* [PROBLEM TO WORK ON]:
In the entries below, find the lines with the word "name" and copy them.

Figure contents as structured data
__________
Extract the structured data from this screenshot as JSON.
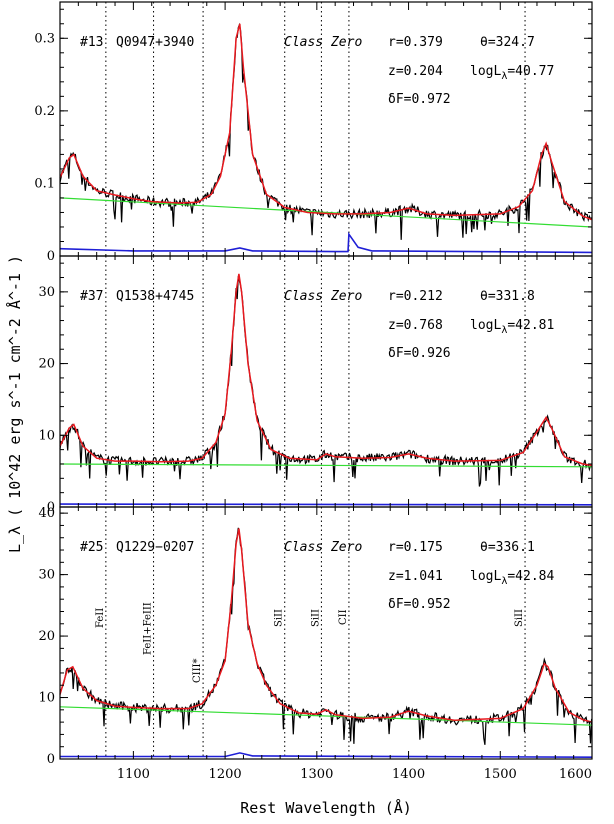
{
  "chart_data": {
    "type": "line",
    "xlabel": "Rest Wavelength (Å)",
    "ylabel": "L_λ ( 10^42 erg s^-1 cm^-2 Å^-1 )",
    "xlim": [
      1020,
      1600
    ],
    "x_ticks": [
      "1100",
      "1200",
      "1300",
      "1400",
      "1500",
      "1600"
    ],
    "line_markers": [
      {
        "x": 1070,
        "label": "FeII"
      },
      {
        "x": 1122,
        "label": "FeII+FeIII"
      },
      {
        "x": 1176,
        "label": "CIII*"
      },
      {
        "x": 1265,
        "label": "SiII"
      },
      {
        "x": 1305,
        "label": "SiII"
      },
      {
        "x": 1335,
        "label": "CII"
      },
      {
        "x": 1527,
        "label": "SiII"
      }
    ],
    "panels": [
      {
        "id": "#13",
        "name": "Q0947+3940",
        "class_label": "Class Zero",
        "r": "r=0.379",
        "theta": "θ=324.7",
        "z": "z=0.204",
        "logL": "logL",
        "logL_sub": "λ",
        "logL_val": "=40.77",
        "dF": "δF=0.972",
        "ylim": [
          0,
          0.35
        ],
        "y_ticks": [
          0,
          0.1,
          0.2,
          0.3
        ],
        "y_tick_labels": [
          "0",
          "0.1",
          "0.2",
          "0.3"
        ],
        "continuum": [
          [
            1020,
            0.08
          ],
          [
            1600,
            0.04
          ]
        ],
        "model": [
          [
            1020,
            0.108
          ],
          [
            1030,
            0.135
          ],
          [
            1035,
            0.14
          ],
          [
            1045,
            0.11
          ],
          [
            1060,
            0.09
          ],
          [
            1080,
            0.084
          ],
          [
            1100,
            0.079
          ],
          [
            1120,
            0.075
          ],
          [
            1150,
            0.073
          ],
          [
            1170,
            0.074
          ],
          [
            1185,
            0.085
          ],
          [
            1195,
            0.11
          ],
          [
            1205,
            0.17
          ],
          [
            1212,
            0.3
          ],
          [
            1216,
            0.32
          ],
          [
            1220,
            0.26
          ],
          [
            1230,
            0.14
          ],
          [
            1245,
            0.085
          ],
          [
            1265,
            0.067
          ],
          [
            1290,
            0.06
          ],
          [
            1320,
            0.058
          ],
          [
            1350,
            0.058
          ],
          [
            1380,
            0.06
          ],
          [
            1400,
            0.066
          ],
          [
            1420,
            0.058
          ],
          [
            1450,
            0.056
          ],
          [
            1500,
            0.058
          ],
          [
            1520,
            0.068
          ],
          [
            1535,
            0.09
          ],
          [
            1545,
            0.14
          ],
          [
            1550,
            0.155
          ],
          [
            1556,
            0.13
          ],
          [
            1570,
            0.075
          ],
          [
            1590,
            0.055
          ],
          [
            1600,
            0.05
          ]
        ],
        "error": [
          [
            1020,
            0.01
          ],
          [
            1100,
            0.007
          ],
          [
            1200,
            0.007
          ],
          [
            1216,
            0.011
          ],
          [
            1230,
            0.007
          ],
          [
            1320,
            0.006
          ],
          [
            1334,
            0.006
          ],
          [
            1335,
            0.03
          ],
          [
            1345,
            0.012
          ],
          [
            1360,
            0.007
          ],
          [
            1600,
            0.005
          ]
        ]
      },
      {
        "id": "#37",
        "name": "Q1538+4745",
        "class_label": "Class Zero",
        "r": "r=0.212",
        "theta": "θ=331.8",
        "z": "z=0.768",
        "logL": "logL",
        "logL_sub": "λ",
        "logL_val": "=42.81",
        "dF": "δF=0.926",
        "ylim": [
          0,
          35
        ],
        "y_ticks": [
          0,
          10,
          20,
          30
        ],
        "y_tick_labels": [
          "0",
          "10",
          "20",
          "30"
        ],
        "continuum": [
          [
            1020,
            6.0
          ],
          [
            1600,
            5.6
          ]
        ],
        "model": [
          [
            1020,
            8.5
          ],
          [
            1030,
            11.0
          ],
          [
            1035,
            11.5
          ],
          [
            1045,
            8.5
          ],
          [
            1060,
            6.8
          ],
          [
            1080,
            6.4
          ],
          [
            1100,
            6.4
          ],
          [
            1130,
            6.3
          ],
          [
            1160,
            6.4
          ],
          [
            1175,
            6.8
          ],
          [
            1190,
            9.0
          ],
          [
            1200,
            13.0
          ],
          [
            1207,
            22.0
          ],
          [
            1212,
            30.0
          ],
          [
            1215,
            32.5
          ],
          [
            1218,
            30.0
          ],
          [
            1225,
            20.0
          ],
          [
            1235,
            12.0
          ],
          [
            1250,
            8.0
          ],
          [
            1270,
            6.8
          ],
          [
            1300,
            6.6
          ],
          [
            1310,
            7.4
          ],
          [
            1320,
            7.0
          ],
          [
            1350,
            6.8
          ],
          [
            1380,
            6.9
          ],
          [
            1400,
            7.4
          ],
          [
            1420,
            6.8
          ],
          [
            1450,
            6.4
          ],
          [
            1500,
            6.5
          ],
          [
            1525,
            7.6
          ],
          [
            1540,
            10.5
          ],
          [
            1550,
            12.5
          ],
          [
            1556,
            11.0
          ],
          [
            1570,
            7.0
          ],
          [
            1590,
            6.0
          ],
          [
            1600,
            5.8
          ]
        ],
        "error": [
          [
            1020,
            0.4
          ],
          [
            1600,
            0.3
          ]
        ]
      },
      {
        "id": "#25",
        "name": "Q1229−0207",
        "class_label": "Class Zero",
        "r": "r=0.175",
        "theta": "θ=336.1",
        "z": "z=1.041",
        "logL": "logL",
        "logL_sub": "λ",
        "logL_val": "=42.84",
        "dF": "δF=0.952",
        "ylim": [
          0,
          41
        ],
        "y_ticks": [
          0,
          10,
          20,
          30,
          40
        ],
        "y_tick_labels": [
          "0",
          "10",
          "20",
          "30",
          "40"
        ],
        "continuum": [
          [
            1020,
            8.5
          ],
          [
            1600,
            5.5
          ]
        ],
        "model": [
          [
            1020,
            10.5
          ],
          [
            1028,
            14.5
          ],
          [
            1034,
            15.0
          ],
          [
            1045,
            11.5
          ],
          [
            1060,
            9.5
          ],
          [
            1080,
            8.6
          ],
          [
            1100,
            8.4
          ],
          [
            1130,
            8.2
          ],
          [
            1160,
            8.2
          ],
          [
            1175,
            9.0
          ],
          [
            1190,
            12.0
          ],
          [
            1200,
            16.0
          ],
          [
            1207,
            26.0
          ],
          [
            1212,
            35.0
          ],
          [
            1215,
            37.5
          ],
          [
            1218,
            34.0
          ],
          [
            1225,
            22.0
          ],
          [
            1235,
            15.5
          ],
          [
            1245,
            12.0
          ],
          [
            1260,
            9.0
          ],
          [
            1280,
            7.5
          ],
          [
            1300,
            7.3
          ],
          [
            1310,
            8.0
          ],
          [
            1320,
            7.2
          ],
          [
            1350,
            6.6
          ],
          [
            1380,
            6.8
          ],
          [
            1400,
            7.8
          ],
          [
            1420,
            7.0
          ],
          [
            1450,
            6.3
          ],
          [
            1500,
            6.6
          ],
          [
            1525,
            8.2
          ],
          [
            1540,
            12.0
          ],
          [
            1548,
            15.5
          ],
          [
            1552,
            15.0
          ],
          [
            1560,
            11.5
          ],
          [
            1575,
            7.6
          ],
          [
            1590,
            6.4
          ],
          [
            1600,
            6.0
          ]
        ],
        "error": [
          [
            1020,
            0.4
          ],
          [
            1200,
            0.4
          ],
          [
            1216,
            1.0
          ],
          [
            1230,
            0.5
          ],
          [
            1600,
            0.3
          ]
        ]
      }
    ]
  }
}
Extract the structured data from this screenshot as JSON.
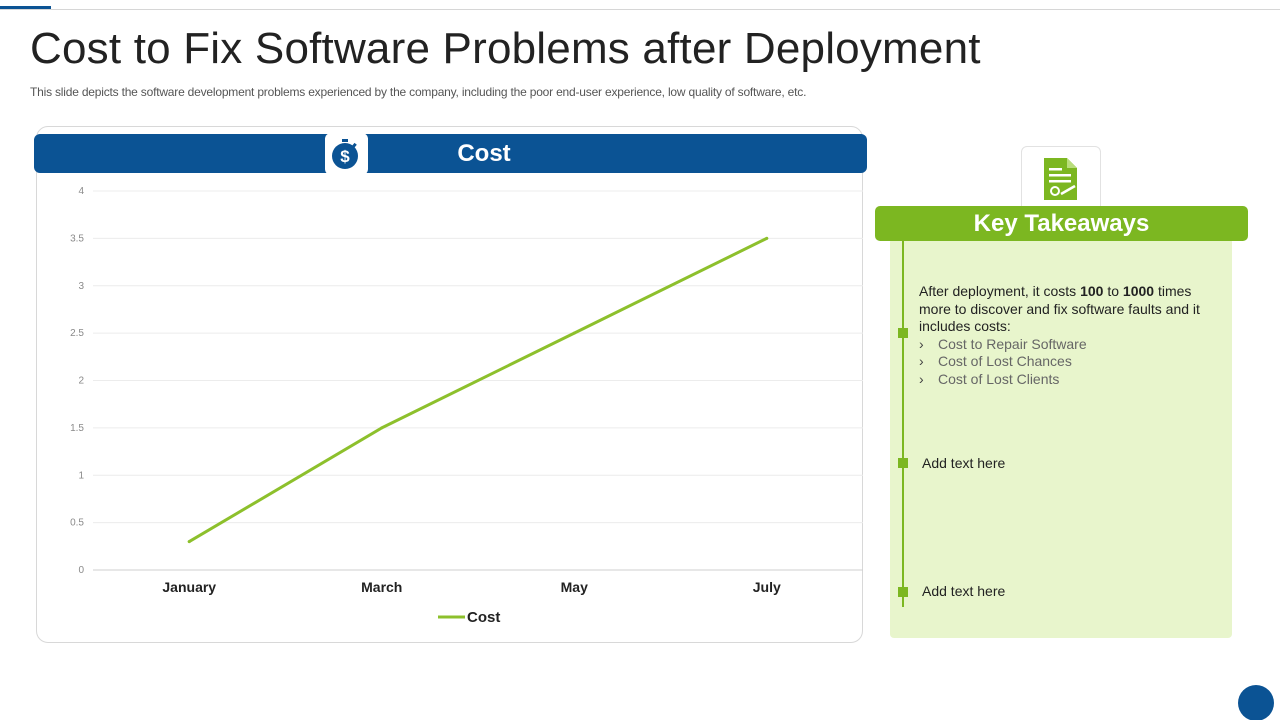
{
  "slide": {
    "title": "Cost to Fix Software Problems after Deployment",
    "subtitle": "This slide depicts the software development problems experienced by the company, including the poor end-user experience, low quality of software, etc."
  },
  "chart_panel": {
    "header_label": "Cost",
    "header_icon": "dollar-stopwatch-icon"
  },
  "chart_data": {
    "type": "line",
    "categories": [
      "January",
      "March",
      "May",
      "July"
    ],
    "series": [
      {
        "name": "Cost",
        "values": [
          0.3,
          1.5,
          2.5,
          3.5
        ],
        "color": "#8dc02c"
      }
    ],
    "y_ticks": [
      "0",
      "0.5",
      "1",
      "1.5",
      "2",
      "2.5",
      "3",
      "3.5",
      "4"
    ],
    "ylim": [
      0,
      4
    ],
    "grid": true,
    "legend_position": "bottom",
    "legend_label": "Cost"
  },
  "takeaways": {
    "icon": "document-certificate-icon",
    "header": "Key Takeaways",
    "item1": {
      "text_a": "After deployment, it costs ",
      "bold_a": "100",
      "text_b": " to ",
      "bold_b": "1000",
      "text_c": " times more to discover and fix software faults and it includes costs:",
      "sub_items": [
        "Cost to Repair Software",
        "Cost of Lost Chances",
        "Cost of Lost Clients"
      ]
    },
    "item2": "Add text here",
    "item3": "Add text here"
  },
  "colors": {
    "primary_blue": "#0b5394",
    "accent_green": "#7cb721",
    "line_green": "#8dc02c",
    "panel_green": "#e8f5cc"
  }
}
__________
* [EXPECTED ANSWER]:
        "name": "Q0947+3940",
        "name": "Q1538+4745",
        "name": "Q1229−0207",
        "name": "Cost",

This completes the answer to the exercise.